• [Exercise requirements] In the material below, find every line with "this" and pull it out.

# start of Records supplied

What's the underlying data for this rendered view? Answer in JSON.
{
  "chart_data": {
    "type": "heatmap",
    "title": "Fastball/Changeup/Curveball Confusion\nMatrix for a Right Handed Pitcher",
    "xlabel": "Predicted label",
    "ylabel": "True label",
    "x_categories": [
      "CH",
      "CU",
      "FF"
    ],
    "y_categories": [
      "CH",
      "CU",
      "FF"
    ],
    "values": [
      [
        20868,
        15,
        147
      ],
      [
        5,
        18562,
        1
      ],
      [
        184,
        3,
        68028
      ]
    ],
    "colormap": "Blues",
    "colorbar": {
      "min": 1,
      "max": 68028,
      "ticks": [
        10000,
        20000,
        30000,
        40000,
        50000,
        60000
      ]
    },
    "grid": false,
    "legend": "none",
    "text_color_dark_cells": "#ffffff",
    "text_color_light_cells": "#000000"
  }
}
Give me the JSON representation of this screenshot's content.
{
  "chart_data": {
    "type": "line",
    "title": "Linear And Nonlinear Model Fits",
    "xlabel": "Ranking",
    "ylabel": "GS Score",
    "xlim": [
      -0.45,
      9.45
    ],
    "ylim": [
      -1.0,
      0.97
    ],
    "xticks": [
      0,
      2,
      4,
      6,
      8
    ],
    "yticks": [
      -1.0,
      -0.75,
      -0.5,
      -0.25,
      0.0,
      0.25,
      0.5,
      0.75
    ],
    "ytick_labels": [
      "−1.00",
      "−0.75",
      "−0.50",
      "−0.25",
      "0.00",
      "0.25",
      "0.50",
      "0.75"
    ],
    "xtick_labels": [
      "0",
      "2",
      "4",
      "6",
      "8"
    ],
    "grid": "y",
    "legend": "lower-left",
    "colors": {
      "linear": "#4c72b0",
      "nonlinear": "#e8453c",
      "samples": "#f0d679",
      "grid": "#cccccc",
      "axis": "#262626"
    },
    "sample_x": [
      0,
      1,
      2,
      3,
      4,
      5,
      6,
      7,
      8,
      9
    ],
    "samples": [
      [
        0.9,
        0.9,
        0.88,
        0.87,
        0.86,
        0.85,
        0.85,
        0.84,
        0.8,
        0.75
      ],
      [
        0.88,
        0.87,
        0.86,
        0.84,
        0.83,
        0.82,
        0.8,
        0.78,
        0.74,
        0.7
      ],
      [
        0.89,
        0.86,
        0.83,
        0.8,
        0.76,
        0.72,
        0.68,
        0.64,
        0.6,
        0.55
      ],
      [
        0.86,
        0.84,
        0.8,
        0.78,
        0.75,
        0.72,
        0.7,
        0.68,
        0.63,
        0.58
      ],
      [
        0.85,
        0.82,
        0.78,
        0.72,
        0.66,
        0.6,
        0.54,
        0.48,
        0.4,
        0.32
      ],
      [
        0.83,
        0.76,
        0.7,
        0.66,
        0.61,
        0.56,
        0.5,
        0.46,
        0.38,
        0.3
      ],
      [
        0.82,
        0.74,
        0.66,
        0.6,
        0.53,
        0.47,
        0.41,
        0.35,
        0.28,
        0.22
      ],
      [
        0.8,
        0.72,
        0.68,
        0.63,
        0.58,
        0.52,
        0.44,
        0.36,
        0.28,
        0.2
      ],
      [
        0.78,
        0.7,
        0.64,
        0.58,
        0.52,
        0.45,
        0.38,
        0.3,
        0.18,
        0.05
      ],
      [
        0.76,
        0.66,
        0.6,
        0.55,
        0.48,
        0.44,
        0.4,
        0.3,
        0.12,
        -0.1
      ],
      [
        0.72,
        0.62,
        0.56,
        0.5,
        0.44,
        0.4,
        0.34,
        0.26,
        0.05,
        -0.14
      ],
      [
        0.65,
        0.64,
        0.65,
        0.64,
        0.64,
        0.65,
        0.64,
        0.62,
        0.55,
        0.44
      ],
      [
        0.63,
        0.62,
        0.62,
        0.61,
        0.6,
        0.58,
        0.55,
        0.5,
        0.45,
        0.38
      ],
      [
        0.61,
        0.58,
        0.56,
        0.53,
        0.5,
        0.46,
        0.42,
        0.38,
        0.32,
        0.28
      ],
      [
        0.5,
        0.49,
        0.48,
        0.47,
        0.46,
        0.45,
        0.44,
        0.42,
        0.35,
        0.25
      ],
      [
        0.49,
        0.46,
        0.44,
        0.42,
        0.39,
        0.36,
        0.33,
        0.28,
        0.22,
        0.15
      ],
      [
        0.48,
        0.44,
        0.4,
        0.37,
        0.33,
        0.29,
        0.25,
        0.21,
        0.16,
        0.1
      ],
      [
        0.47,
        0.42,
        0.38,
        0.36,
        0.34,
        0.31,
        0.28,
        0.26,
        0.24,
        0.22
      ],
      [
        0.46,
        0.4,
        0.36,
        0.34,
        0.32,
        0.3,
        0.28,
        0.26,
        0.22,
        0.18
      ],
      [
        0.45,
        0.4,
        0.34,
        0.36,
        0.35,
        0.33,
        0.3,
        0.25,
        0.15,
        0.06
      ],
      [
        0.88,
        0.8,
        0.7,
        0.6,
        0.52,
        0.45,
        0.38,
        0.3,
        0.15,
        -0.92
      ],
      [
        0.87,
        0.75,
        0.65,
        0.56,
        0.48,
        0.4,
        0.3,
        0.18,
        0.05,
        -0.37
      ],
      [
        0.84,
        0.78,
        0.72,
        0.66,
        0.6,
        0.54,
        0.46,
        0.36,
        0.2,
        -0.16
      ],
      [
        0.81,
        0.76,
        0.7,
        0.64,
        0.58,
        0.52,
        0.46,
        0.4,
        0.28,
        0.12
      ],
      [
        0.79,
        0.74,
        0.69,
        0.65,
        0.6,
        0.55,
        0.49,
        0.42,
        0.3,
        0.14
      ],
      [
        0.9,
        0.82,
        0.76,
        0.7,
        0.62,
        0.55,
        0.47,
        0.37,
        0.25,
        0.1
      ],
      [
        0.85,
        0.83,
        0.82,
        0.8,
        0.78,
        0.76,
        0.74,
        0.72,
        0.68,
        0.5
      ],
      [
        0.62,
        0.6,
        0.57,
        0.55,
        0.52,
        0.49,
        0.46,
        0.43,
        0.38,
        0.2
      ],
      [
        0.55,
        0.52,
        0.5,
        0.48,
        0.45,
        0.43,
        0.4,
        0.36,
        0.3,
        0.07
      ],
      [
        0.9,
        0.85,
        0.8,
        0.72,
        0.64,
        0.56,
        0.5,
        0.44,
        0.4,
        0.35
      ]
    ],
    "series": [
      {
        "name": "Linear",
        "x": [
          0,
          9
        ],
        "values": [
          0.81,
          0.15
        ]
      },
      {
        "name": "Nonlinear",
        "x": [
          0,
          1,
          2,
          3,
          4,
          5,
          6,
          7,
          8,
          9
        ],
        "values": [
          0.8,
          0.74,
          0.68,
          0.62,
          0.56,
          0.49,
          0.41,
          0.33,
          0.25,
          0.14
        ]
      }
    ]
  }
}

# end of Records supplied

• [Response to the exercise]
What's the underlying data for this rendered view? Answer in JSON.
Give me the JSON representation of this screenshot's content.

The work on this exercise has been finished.